◆ Task objective: Exclude the pictures and retype the entries as written.

━━━ Available records ━━━

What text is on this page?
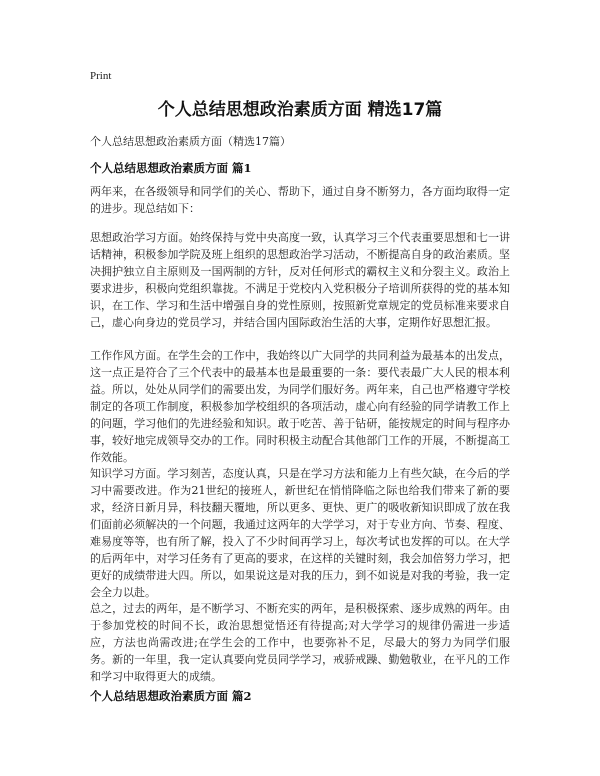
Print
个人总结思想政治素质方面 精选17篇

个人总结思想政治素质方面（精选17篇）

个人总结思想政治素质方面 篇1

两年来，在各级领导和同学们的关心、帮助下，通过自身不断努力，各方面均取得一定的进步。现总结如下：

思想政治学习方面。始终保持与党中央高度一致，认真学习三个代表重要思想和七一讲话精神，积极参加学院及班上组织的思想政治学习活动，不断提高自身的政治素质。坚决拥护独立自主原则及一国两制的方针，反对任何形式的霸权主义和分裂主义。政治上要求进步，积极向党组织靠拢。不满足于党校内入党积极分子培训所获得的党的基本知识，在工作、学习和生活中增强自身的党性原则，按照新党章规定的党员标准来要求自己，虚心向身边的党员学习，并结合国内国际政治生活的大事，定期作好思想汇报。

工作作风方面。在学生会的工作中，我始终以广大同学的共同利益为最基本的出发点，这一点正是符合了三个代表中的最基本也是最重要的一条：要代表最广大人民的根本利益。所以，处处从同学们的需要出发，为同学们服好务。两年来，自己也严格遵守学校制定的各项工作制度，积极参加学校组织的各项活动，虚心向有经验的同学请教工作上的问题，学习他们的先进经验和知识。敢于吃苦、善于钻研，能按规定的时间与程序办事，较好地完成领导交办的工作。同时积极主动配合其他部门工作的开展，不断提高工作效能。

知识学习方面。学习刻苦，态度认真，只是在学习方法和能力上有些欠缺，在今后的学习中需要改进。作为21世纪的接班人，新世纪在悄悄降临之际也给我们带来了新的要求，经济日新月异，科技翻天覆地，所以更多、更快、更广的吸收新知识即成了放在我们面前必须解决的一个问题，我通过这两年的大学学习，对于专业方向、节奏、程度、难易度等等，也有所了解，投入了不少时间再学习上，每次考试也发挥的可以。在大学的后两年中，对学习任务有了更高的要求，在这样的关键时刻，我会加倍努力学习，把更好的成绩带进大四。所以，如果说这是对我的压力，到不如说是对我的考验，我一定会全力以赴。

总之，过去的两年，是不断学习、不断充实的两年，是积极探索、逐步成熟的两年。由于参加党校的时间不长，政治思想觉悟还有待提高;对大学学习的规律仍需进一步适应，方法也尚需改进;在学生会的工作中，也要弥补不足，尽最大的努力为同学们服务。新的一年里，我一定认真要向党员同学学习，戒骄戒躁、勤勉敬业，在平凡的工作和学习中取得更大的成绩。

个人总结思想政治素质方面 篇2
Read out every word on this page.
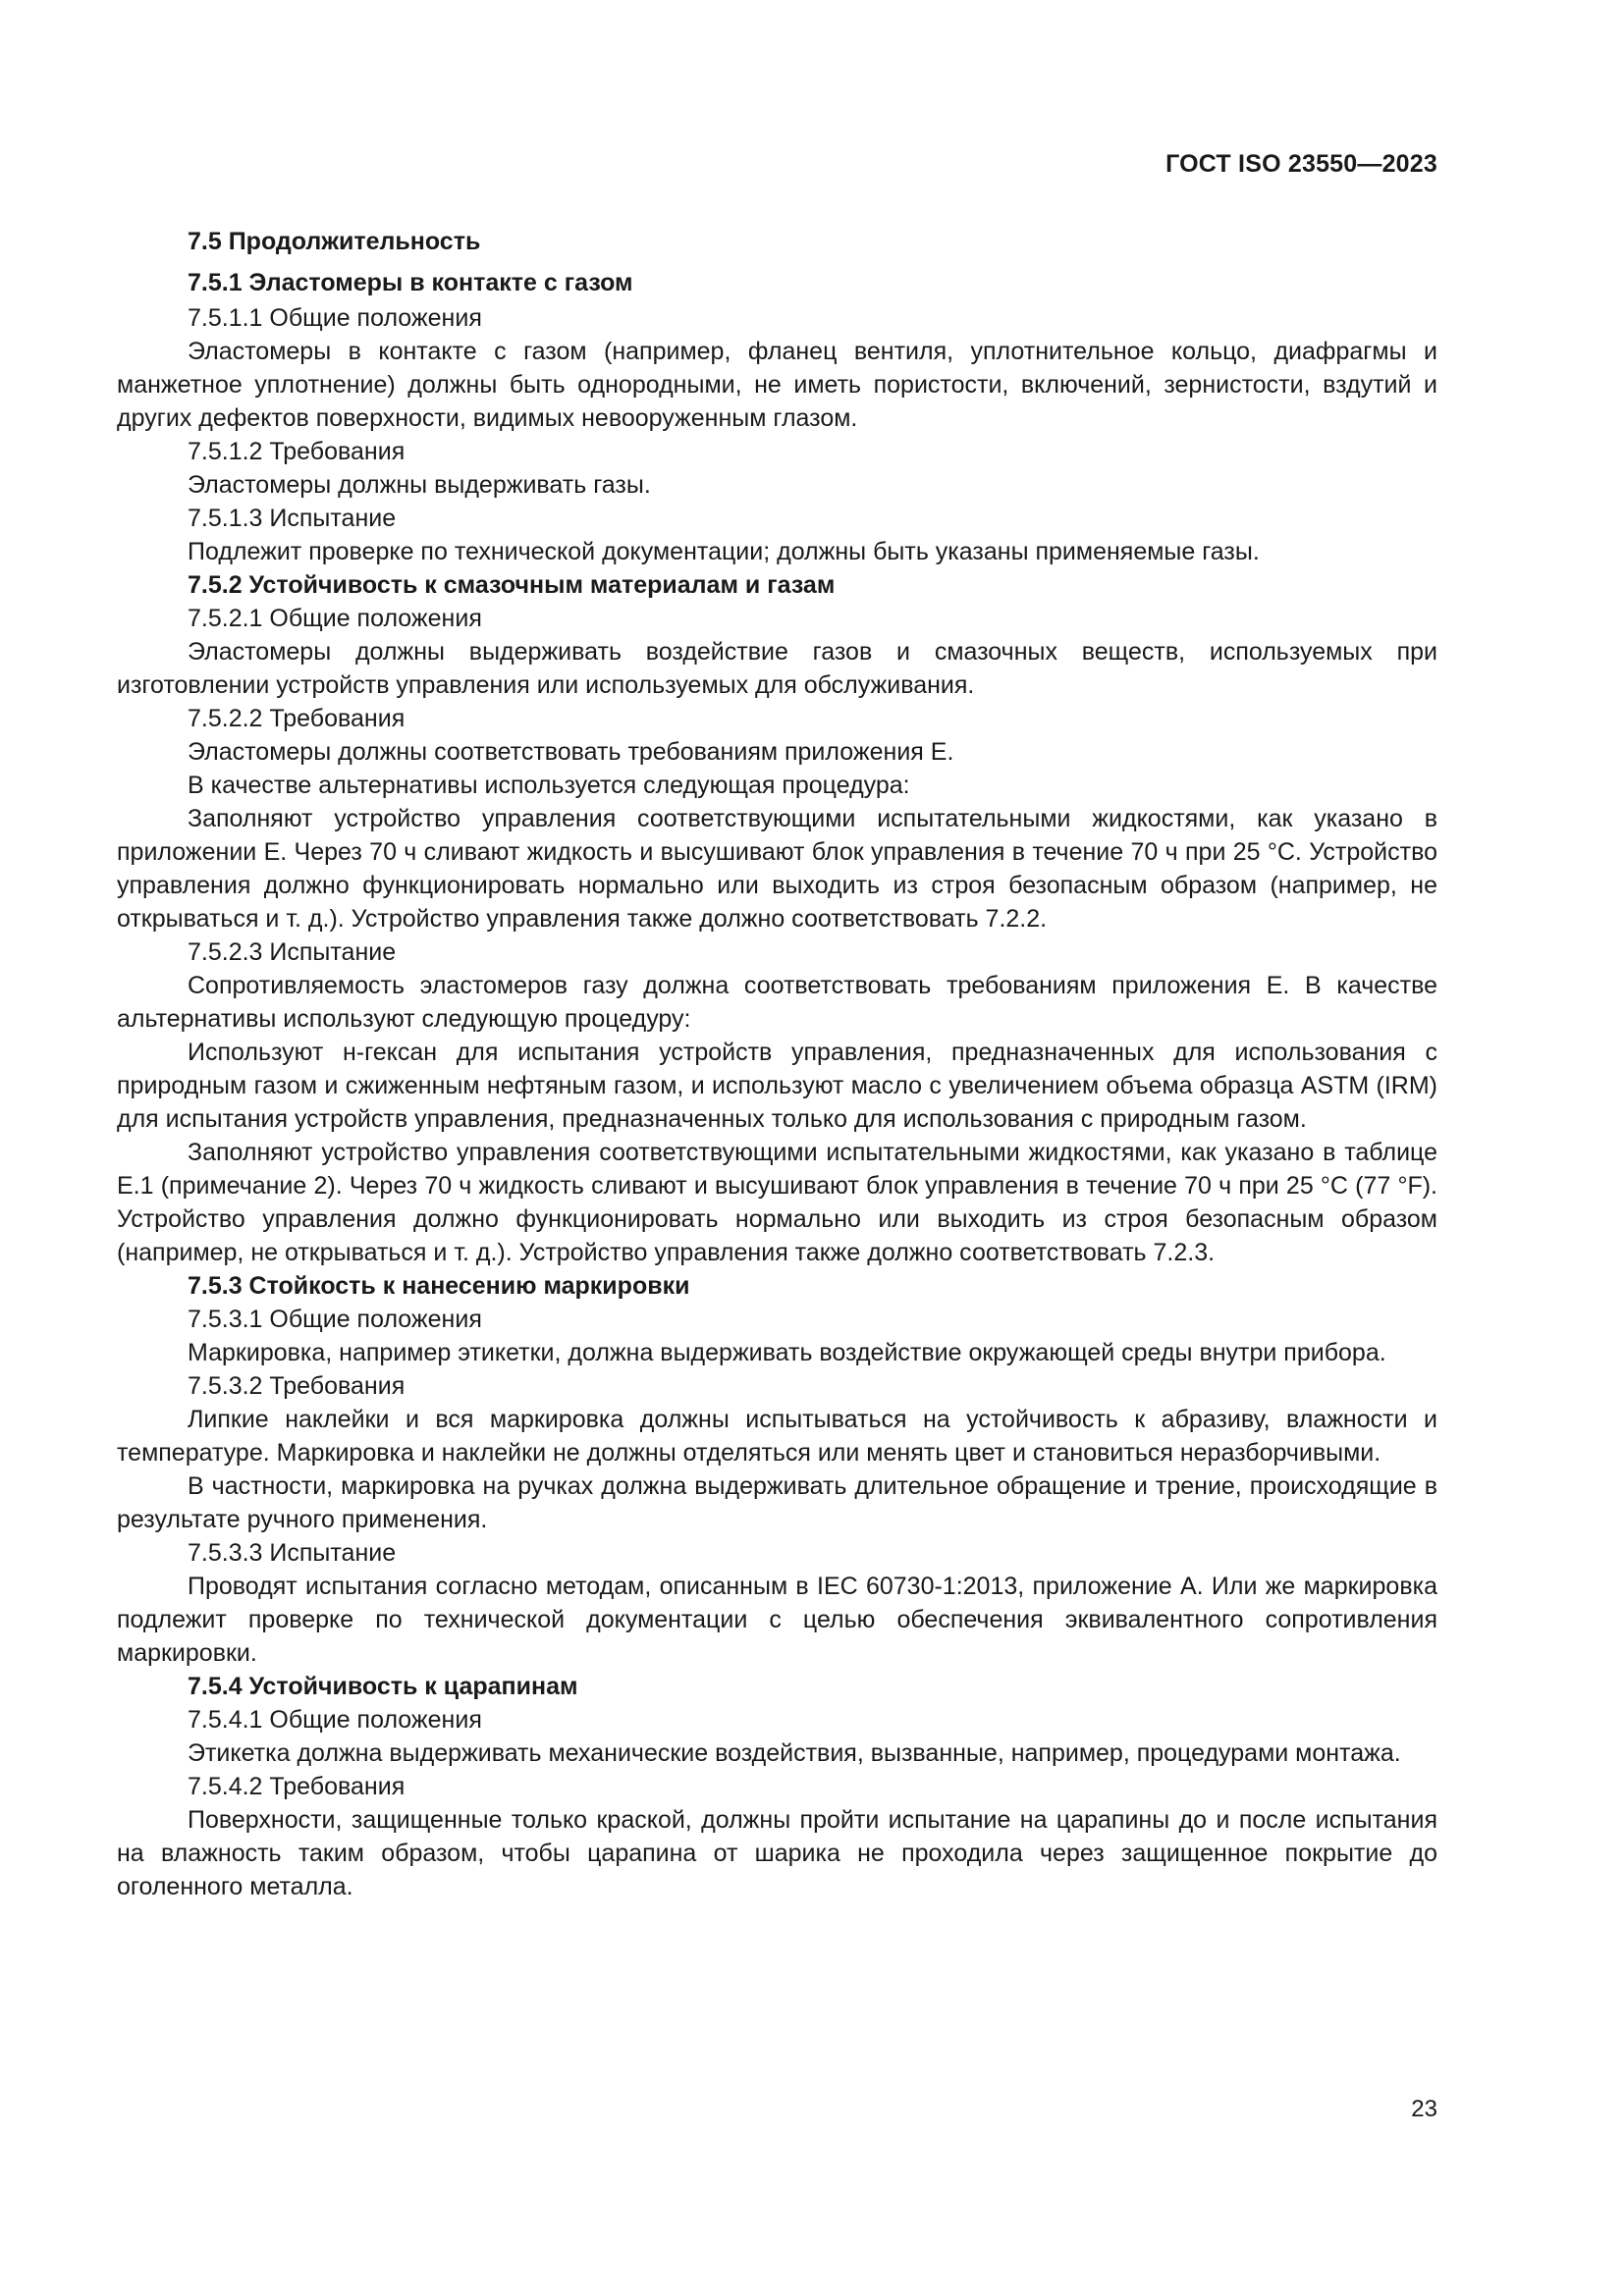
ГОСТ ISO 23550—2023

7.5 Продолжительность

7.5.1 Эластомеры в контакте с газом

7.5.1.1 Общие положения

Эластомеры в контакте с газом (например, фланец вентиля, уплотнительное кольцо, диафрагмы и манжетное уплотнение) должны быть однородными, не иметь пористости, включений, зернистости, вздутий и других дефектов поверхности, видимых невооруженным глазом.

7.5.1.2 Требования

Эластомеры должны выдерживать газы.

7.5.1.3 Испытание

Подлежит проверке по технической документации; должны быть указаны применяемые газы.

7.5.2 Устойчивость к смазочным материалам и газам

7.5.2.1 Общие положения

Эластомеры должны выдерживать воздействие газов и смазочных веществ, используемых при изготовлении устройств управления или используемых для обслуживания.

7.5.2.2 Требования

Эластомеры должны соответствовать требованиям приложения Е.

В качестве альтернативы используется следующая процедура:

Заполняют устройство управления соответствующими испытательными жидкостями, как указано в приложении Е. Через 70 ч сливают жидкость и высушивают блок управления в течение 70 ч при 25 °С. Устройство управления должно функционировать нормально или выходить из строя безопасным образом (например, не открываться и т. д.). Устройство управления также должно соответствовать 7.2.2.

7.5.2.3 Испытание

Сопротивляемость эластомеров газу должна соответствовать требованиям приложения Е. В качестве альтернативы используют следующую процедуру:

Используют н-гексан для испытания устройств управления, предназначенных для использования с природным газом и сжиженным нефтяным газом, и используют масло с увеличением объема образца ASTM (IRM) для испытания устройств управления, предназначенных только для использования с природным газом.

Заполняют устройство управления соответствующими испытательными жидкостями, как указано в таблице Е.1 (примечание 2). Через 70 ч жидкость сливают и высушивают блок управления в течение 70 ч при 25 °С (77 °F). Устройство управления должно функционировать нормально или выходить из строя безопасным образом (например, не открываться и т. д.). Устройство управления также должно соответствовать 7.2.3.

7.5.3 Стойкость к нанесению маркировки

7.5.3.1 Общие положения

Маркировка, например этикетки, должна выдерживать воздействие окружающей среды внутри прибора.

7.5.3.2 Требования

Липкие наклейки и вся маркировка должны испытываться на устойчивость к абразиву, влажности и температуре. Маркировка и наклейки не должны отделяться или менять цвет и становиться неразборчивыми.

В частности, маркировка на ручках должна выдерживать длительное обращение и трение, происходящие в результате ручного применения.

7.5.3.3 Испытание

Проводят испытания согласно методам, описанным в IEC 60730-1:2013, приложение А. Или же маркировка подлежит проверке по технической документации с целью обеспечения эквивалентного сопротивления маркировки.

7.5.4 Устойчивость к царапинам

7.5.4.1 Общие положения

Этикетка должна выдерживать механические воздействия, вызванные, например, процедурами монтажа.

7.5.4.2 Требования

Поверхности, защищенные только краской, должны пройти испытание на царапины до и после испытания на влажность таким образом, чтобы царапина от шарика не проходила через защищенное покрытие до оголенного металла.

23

━━━

◆ Expected output:
What text is on this page?
Print
个人总结思想政治素质方面 精选17篇

个人总结思想政治素质方面（精选17篇）

个人总结思想政治素质方面 篇1

两年来，在各级领导和同学们的关心、帮助下，通过自身不断努力，各方面均取得一定的进步。现总结如下：

思想政治学习方面。始终保持与党中央高度一致，认真学习三个代表重要思想和七一讲话精神，积极参加学院及班上组织的思想政治学习活动，不断提高自身的政治素质。坚决拥护独立自主原则及一国两制的方针，反对任何形式的霸权主义和分裂主义。政治上要求进步，积极向党组织靠拢。不满足于党校内入党积极分子培训所获得的党的基本知识，在工作、学习和生活中增强自身的党性原则，按照新党章规定的党员标准来要求自己，虚心向身边的党员学习，并结合国内国际政治生活的大事，定期作好思想汇报。

工作作风方面。在学生会的工作中，我始终以广大同学的共同利益为最基本的出发点，这一点正是符合了三个代表中的最基本也是最重要的一条：要代表最广大人民的根本利益。所以，处处从同学们的需要出发，为同学们服好务。两年来，自己也严格遵守学校制定的各项工作制度，积极参加学校组织的各项活动，虚心向有经验的同学请教工作上的问题，学习他们的先进经验和知识。敢于吃苦、善于钻研，能按规定的时间与程序办事，较好地完成领导交办的工作。同时积极主动配合其他部门工作的开展，不断提高工作效能。

知识学习方面。学习刻苦，态度认真，只是在学习方法和能力上有些欠缺，在今后的学习中需要改进。作为21世纪的接班人，新世纪在悄悄降临之际也给我们带来了新的要求，经济日新月异，科技翻天覆地，所以更多、更快、更广的吸收新知识即成了放在我们面前必须解决的一个问题，我通过这两年的大学学习，对于专业方向、节奏、程度、难易度等等，也有所了解，投入了不少时间再学习上，每次考试也发挥的可以。在大学的后两年中，对学习任务有了更高的要求，在这样的关键时刻，我会加倍努力学习，把更好的成绩带进大四。所以，如果说这是对我的压力，到不如说是对我的考验，我一定会全力以赴。

总之，过去的两年，是不断学习、不断充实的两年，是积极探索、逐步成熟的两年。由于参加党校的时间不长，政治思想觉悟还有待提高;对大学学习的规律仍需进一步适应，方法也尚需改进;在学生会的工作中，也要弥补不足，尽最大的努力为同学们服务。新的一年里，我一定认真要向党员同学学习，戒骄戒躁、勤勉敬业，在平凡的工作和学习中取得更大的成绩。

个人总结思想政治素质方面 篇2
Read out every word on this page.
ГОСТ ISO 23550—2023

7.5 Продолжительность

7.5.1 Эластомеры в контакте с газом

7.5.1.1 Общие положения

Эластомеры в контакте с газом (например, фланец вентиля, уплотнительное кольцо, диафрагмы и манжетное уплотнение) должны быть однородными, не иметь пористости, включений, зернистости, вздутий и других дефектов поверхности, видимых невооруженным глазом.

7.5.1.2 Требования

Эластомеры должны выдерживать газы.

7.5.1.3 Испытание

Подлежит проверке по технической документации; должны быть указаны применяемые газы.

7.5.2 Устойчивость к смазочным материалам и газам

7.5.2.1 Общие положения

Эластомеры должны выдерживать воздействие газов и смазочных веществ, используемых при изготовлении устройств управления или используемых для обслуживания.

7.5.2.2 Требования

Эластомеры должны соответствовать требованиям приложения Е.

В качестве альтернативы используется следующая процедура:

Заполняют устройство управления соответствующими испытательными жидкостями, как указано в приложении Е. Через 70 ч сливают жидкость и высушивают блок управления в течение 70 ч при 25 °С. Устройство управления должно функционировать нормально или выходить из строя безопасным образом (например, не открываться и т. д.). Устройство управления также должно соответствовать 7.2.2.

7.5.2.3 Испытание

Сопротивляемость эластомеров газу должна соответствовать требованиям приложения Е. В качестве альтернативы используют следующую процедуру:

Используют н-гексан для испытания устройств управления, предназначенных для использования с природным газом и сжиженным нефтяным газом, и используют масло с увеличением объема образца ASTM (IRM) для испытания устройств управления, предназначенных только для использования с природным газом.

Заполняют устройство управления соответствующими испытательными жидкостями, как указано в таблице Е.1 (примечание 2). Через 70 ч жидкость сливают и высушивают блок управления в течение 70 ч при 25 °С (77 °F). Устройство управления должно функционировать нормально или выходить из строя безопасным образом (например, не открываться и т. д.). Устройство управления также должно соответствовать 7.2.3.

7.5.3 Стойкость к нанесению маркировки

7.5.3.1 Общие положения

Маркировка, например этикетки, должна выдерживать воздействие окружающей среды внутри прибора.

7.5.3.2 Требования

Липкие наклейки и вся маркировка должны испытываться на устойчивость к абразиву, влажности и температуре. Маркировка и наклейки не должны отделяться или менять цвет и становиться неразборчивыми.

В частности, маркировка на ручках должна выдерживать длительное обращение и трение, происходящие в результате ручного применения.

7.5.3.3 Испытание

Проводят испытания согласно методам, описанным в IEC 60730-1:2013, приложение А. Или же маркировка подлежит проверке по технической документации с целью обеспечения эквивалентного сопротивления маркировки.

7.5.4 Устойчивость к царапинам

7.5.4.1 Общие положения

Этикетка должна выдерживать механические воздействия, вызванные, например, процедурами монтажа.

7.5.4.2 Требования

Поверхности, защищенные только краской, должны пройти испытание на царапины до и после испытания на влажность таким образом, чтобы царапина от шарика не проходила через защищенное покрытие до оголенного металла.

23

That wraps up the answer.